### DATASET ROWS

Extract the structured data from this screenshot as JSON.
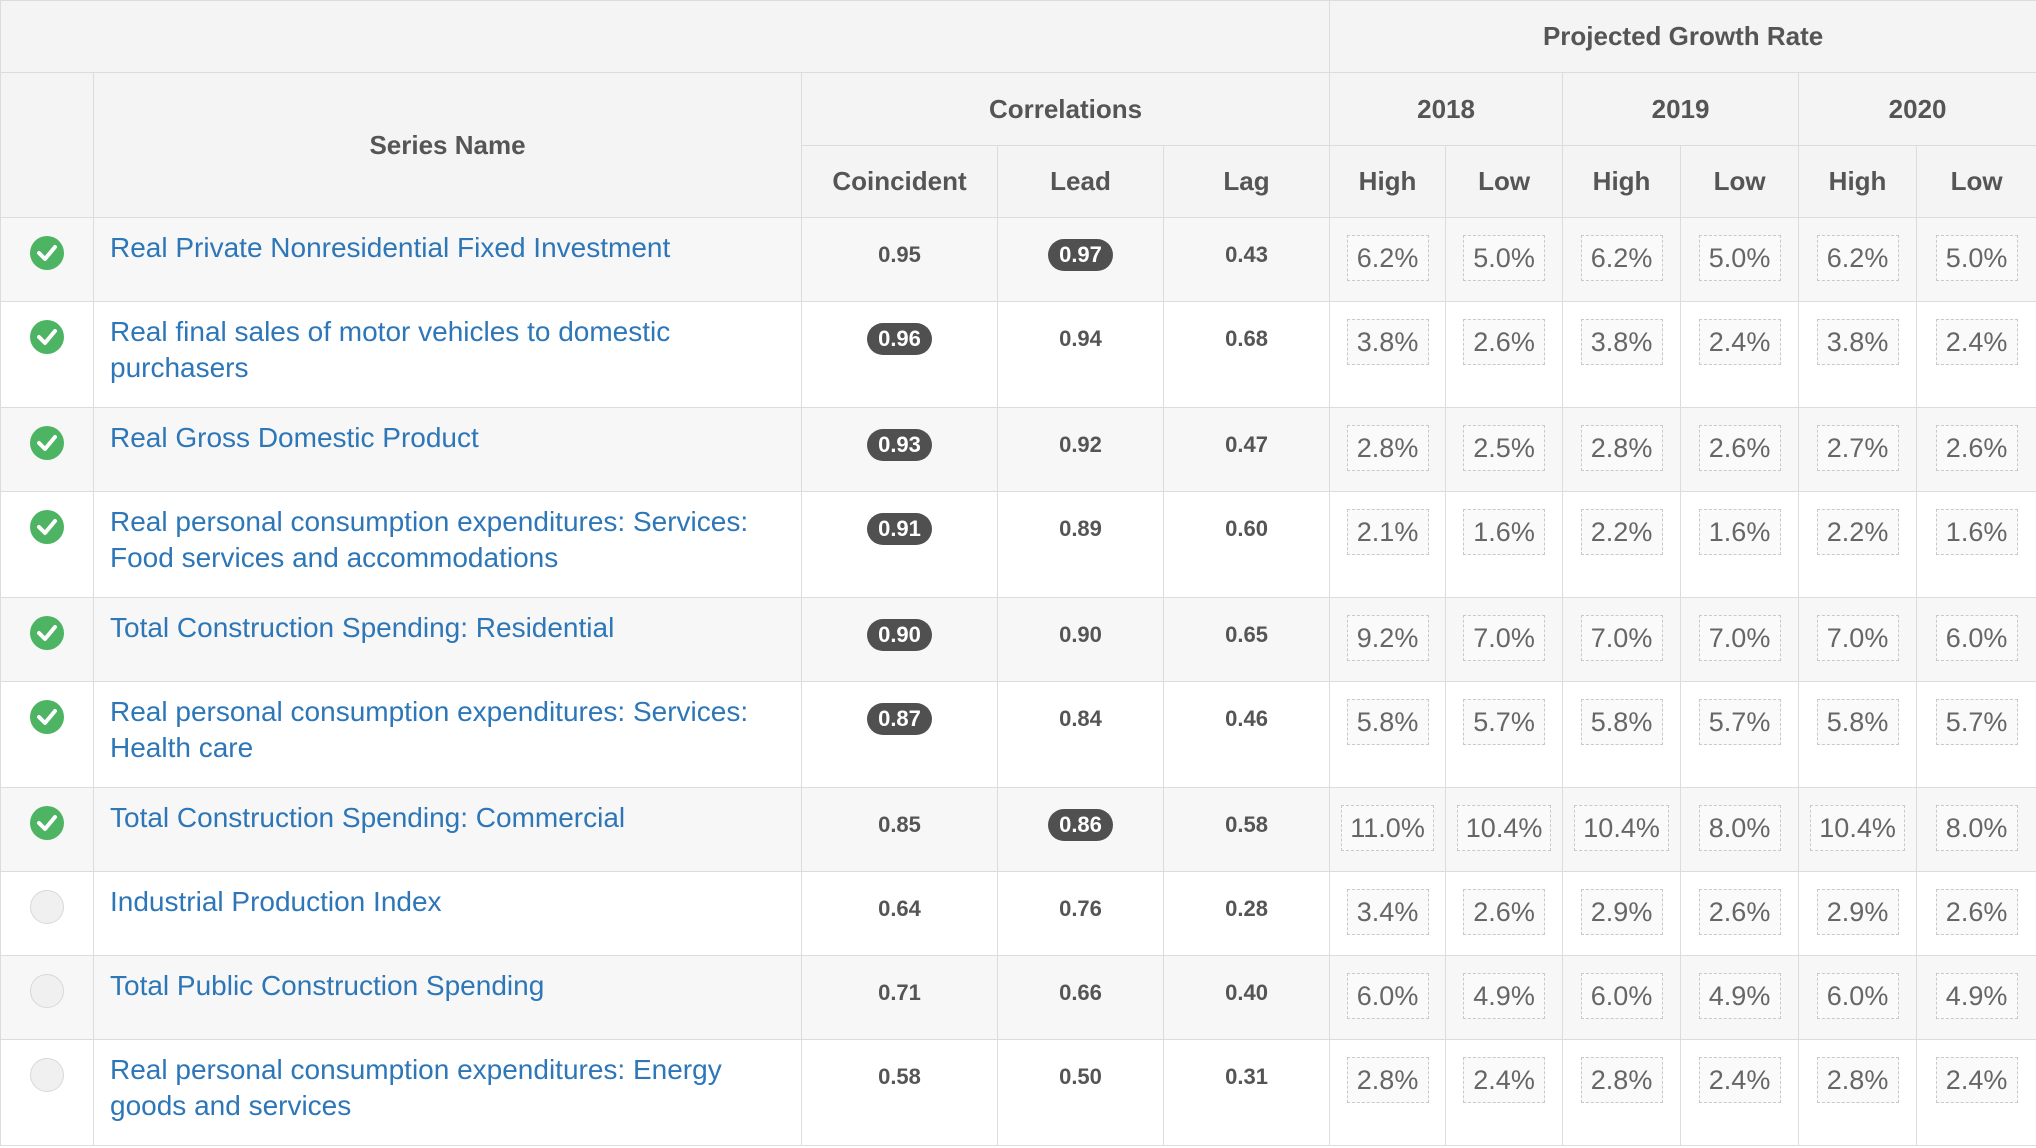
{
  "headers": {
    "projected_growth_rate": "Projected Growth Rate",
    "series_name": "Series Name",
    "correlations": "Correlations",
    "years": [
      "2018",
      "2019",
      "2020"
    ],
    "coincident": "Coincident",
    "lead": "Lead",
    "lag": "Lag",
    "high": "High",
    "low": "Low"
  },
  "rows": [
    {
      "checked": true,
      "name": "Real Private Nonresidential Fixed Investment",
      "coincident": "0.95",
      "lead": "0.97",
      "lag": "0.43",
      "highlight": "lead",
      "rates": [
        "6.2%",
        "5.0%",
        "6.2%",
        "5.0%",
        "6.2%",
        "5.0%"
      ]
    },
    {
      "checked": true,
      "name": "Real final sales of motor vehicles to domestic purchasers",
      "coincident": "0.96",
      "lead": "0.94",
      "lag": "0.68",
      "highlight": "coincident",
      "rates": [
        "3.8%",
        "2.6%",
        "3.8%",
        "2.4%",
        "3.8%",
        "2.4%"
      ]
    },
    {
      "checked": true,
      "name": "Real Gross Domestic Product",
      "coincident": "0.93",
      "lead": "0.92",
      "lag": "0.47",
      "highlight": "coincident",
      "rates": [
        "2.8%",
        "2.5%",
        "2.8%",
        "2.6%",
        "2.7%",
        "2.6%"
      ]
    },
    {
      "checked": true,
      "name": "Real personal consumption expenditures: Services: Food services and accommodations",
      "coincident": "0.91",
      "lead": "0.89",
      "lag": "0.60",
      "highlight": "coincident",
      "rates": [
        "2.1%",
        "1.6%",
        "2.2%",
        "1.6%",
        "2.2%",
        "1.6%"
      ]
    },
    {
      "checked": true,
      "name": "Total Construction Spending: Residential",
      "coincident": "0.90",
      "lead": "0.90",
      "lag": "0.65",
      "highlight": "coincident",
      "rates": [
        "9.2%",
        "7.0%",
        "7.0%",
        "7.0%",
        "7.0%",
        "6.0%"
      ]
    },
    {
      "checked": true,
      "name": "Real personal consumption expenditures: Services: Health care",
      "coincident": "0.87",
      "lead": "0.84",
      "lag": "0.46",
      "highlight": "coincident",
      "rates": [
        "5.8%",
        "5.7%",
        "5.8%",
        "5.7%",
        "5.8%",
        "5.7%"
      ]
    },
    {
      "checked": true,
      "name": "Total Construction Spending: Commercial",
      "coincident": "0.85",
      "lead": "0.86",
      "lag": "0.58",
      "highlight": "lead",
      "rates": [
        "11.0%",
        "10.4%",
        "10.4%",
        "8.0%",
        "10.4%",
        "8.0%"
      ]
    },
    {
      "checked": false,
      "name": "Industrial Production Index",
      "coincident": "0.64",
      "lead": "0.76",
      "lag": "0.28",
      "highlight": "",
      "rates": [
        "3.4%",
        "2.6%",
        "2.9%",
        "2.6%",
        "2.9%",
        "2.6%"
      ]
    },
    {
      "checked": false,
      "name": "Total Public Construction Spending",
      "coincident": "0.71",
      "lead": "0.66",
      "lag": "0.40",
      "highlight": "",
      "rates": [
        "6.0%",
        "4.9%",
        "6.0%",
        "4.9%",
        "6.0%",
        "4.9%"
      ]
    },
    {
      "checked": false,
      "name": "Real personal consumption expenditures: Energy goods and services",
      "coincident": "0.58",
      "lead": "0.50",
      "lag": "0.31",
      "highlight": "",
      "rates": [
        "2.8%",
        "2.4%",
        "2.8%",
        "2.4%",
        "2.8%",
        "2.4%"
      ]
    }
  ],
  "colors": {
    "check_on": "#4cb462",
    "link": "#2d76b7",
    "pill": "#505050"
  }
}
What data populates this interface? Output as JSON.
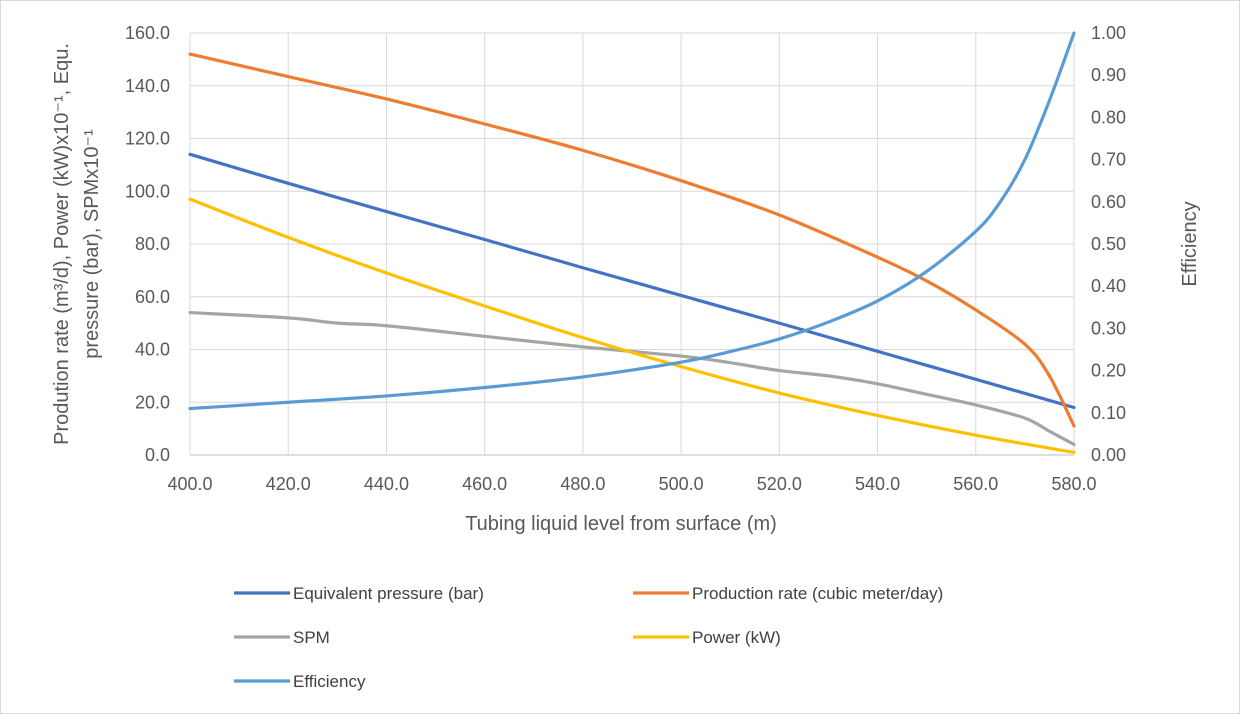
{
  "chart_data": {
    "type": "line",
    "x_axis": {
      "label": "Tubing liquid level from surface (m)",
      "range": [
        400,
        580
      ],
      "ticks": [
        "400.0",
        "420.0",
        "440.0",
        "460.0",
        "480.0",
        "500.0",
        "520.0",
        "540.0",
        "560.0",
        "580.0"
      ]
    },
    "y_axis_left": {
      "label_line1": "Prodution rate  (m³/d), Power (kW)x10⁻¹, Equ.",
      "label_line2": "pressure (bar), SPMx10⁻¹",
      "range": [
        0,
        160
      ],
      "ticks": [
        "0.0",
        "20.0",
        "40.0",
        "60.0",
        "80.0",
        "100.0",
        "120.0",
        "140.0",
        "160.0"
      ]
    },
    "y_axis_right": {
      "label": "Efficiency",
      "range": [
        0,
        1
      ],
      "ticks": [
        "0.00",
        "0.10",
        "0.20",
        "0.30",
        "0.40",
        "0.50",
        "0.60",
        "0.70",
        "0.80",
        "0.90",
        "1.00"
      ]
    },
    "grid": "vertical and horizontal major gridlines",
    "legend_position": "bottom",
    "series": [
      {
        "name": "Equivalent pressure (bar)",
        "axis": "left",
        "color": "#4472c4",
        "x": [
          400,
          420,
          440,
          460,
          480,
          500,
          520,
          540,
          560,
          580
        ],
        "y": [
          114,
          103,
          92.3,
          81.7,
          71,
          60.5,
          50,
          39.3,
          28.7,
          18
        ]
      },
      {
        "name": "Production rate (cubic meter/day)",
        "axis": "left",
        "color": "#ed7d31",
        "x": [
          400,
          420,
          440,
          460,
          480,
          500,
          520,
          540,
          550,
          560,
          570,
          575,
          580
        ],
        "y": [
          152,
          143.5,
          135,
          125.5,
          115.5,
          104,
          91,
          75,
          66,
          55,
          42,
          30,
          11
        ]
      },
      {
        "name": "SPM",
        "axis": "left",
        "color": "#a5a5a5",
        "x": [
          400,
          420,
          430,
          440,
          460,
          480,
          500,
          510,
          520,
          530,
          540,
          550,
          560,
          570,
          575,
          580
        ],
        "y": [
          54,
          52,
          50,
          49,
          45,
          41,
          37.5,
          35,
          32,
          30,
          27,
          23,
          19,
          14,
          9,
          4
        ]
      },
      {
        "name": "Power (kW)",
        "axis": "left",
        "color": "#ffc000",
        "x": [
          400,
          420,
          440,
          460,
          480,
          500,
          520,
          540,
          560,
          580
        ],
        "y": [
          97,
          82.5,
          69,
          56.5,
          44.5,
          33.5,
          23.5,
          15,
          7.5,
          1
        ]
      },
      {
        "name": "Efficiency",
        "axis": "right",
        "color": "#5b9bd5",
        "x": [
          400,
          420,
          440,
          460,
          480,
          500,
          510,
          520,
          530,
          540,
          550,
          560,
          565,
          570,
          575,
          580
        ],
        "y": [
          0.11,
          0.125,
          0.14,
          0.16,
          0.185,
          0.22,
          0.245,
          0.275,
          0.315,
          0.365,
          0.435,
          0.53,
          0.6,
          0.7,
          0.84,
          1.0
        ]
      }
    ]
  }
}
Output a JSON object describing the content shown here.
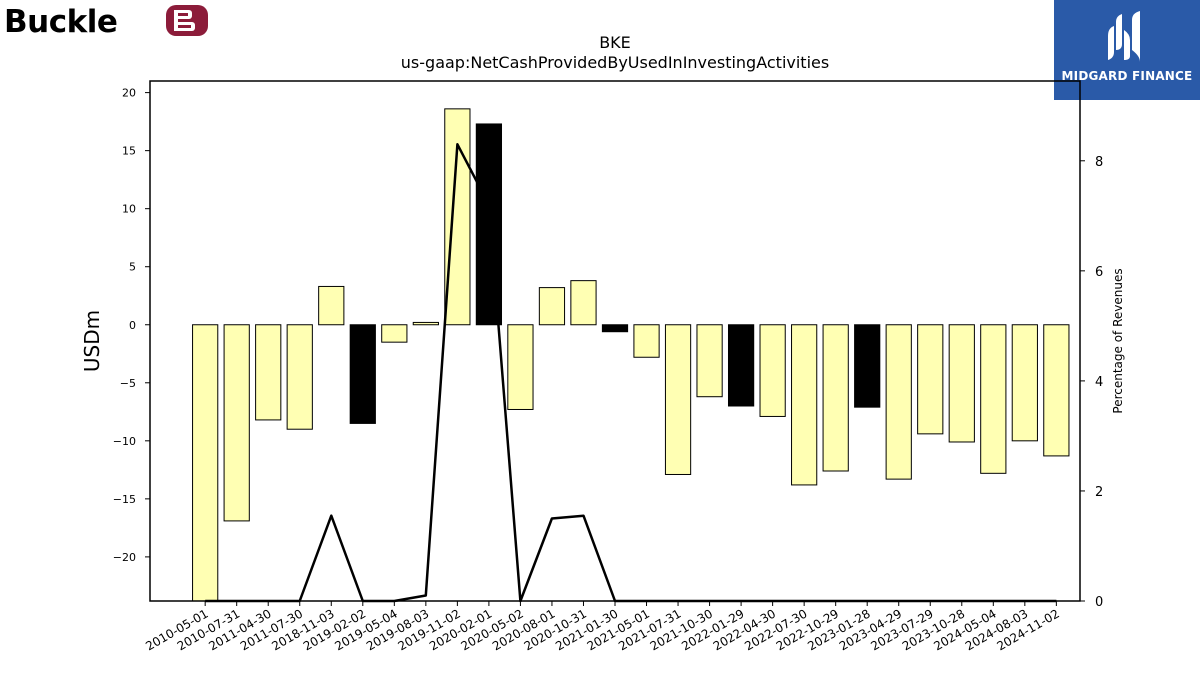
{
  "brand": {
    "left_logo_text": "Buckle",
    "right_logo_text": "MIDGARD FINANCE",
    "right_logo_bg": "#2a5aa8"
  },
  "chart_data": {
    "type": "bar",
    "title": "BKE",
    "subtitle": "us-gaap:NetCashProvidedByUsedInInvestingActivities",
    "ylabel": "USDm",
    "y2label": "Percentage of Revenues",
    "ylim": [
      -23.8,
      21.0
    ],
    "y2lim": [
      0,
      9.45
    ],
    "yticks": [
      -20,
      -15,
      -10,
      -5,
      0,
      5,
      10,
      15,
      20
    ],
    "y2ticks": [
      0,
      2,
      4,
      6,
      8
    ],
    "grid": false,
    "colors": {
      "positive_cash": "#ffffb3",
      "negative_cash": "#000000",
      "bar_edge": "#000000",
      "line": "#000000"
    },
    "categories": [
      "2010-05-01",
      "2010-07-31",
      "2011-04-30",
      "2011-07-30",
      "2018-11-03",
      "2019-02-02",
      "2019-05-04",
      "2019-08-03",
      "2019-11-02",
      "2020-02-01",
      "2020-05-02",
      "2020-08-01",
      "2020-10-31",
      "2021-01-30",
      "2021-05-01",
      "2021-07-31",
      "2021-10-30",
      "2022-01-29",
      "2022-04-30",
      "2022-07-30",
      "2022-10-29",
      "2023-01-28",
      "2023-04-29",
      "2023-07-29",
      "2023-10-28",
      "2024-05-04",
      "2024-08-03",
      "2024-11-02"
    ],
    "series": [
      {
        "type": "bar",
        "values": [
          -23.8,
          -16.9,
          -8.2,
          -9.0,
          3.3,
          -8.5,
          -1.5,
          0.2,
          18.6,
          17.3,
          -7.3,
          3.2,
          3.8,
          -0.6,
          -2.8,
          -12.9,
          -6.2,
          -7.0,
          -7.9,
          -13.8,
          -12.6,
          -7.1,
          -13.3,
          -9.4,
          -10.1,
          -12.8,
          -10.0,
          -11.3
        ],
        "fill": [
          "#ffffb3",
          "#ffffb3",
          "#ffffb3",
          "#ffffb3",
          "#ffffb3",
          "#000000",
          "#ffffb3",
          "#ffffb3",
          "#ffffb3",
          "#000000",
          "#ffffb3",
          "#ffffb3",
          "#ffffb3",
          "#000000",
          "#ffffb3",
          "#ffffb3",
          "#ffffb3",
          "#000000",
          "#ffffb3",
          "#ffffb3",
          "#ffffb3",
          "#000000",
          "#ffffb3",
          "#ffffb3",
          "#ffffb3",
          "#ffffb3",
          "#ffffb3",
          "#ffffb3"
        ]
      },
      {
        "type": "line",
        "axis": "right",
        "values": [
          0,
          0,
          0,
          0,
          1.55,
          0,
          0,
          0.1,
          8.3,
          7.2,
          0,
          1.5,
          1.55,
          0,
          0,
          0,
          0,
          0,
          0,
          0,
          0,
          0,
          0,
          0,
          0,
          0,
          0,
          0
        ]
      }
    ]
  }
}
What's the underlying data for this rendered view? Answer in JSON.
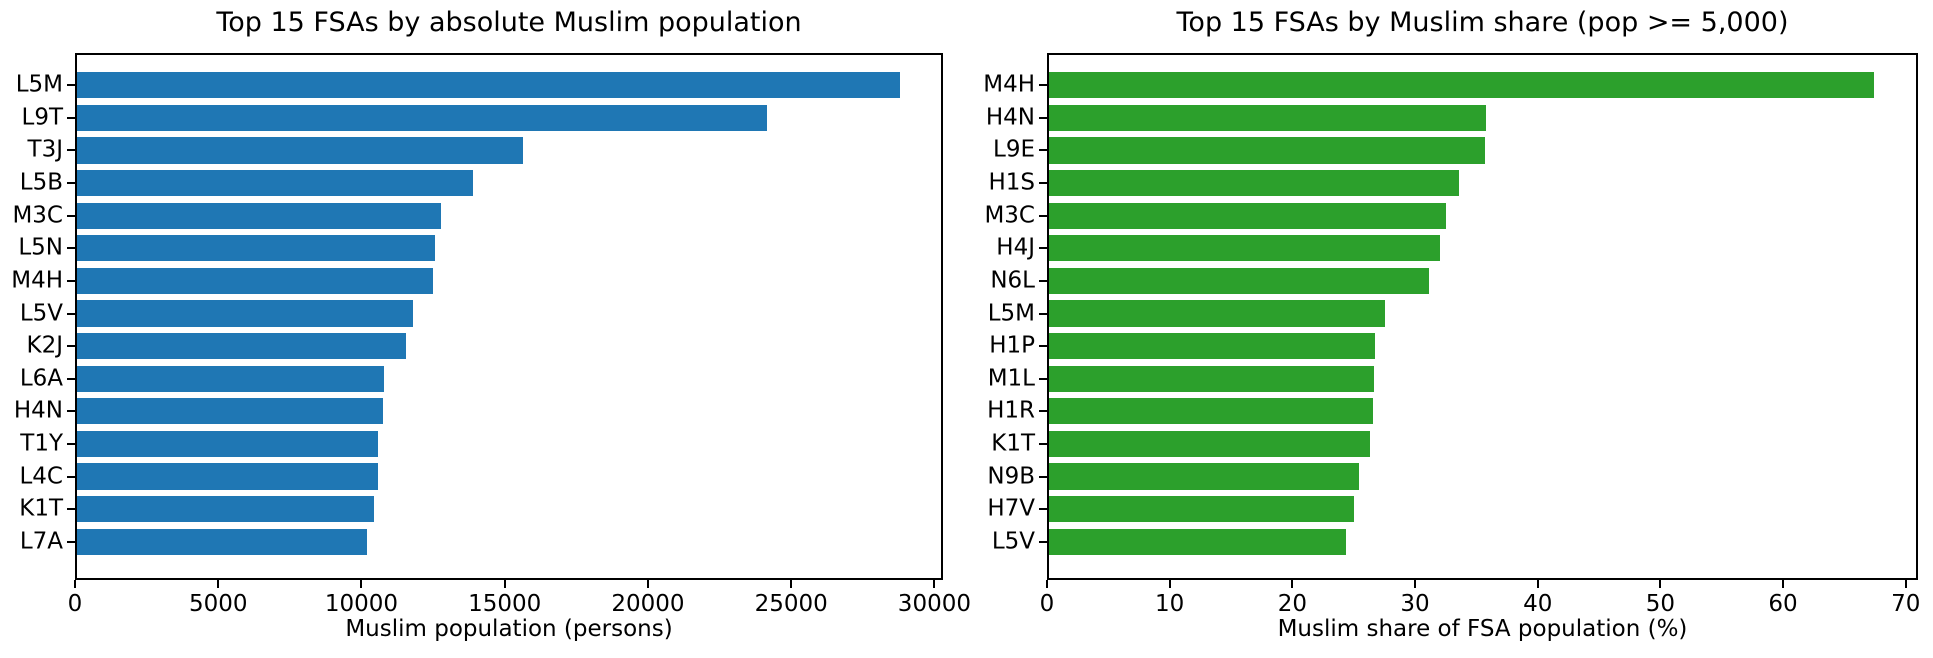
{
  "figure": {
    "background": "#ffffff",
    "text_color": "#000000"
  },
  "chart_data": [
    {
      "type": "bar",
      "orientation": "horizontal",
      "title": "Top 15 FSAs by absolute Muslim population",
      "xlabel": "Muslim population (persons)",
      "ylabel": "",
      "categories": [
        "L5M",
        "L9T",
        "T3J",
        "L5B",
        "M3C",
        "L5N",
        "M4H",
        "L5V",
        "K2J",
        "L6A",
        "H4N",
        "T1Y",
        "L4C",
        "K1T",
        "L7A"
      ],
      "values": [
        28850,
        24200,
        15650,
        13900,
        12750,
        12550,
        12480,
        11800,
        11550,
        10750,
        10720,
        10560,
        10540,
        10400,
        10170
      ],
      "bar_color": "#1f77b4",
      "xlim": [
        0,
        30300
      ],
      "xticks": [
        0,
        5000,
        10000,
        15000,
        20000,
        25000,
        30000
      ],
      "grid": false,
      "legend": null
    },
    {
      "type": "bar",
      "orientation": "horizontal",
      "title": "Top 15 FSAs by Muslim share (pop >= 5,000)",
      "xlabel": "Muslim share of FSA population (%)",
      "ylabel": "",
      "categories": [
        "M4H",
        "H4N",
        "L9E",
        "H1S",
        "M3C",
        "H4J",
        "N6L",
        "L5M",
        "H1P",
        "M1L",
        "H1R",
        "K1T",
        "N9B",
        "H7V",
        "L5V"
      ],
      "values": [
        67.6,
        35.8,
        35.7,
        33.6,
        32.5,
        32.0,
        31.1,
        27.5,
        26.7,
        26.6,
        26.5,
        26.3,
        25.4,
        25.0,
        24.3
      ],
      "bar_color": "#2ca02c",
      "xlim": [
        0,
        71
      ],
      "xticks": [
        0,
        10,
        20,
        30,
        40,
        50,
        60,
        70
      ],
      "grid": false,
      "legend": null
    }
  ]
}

######

Collect the lines of the records that include the string "personal".

**SOLUTION TO THIS PROBLEM**
      "name": "Real personal consumption expenditures: Services: Food services and accommodations",
      "name": "Real personal consumption expenditures: Services: Health care",
      "name": "Real personal consumption expenditures: Energy goods and services",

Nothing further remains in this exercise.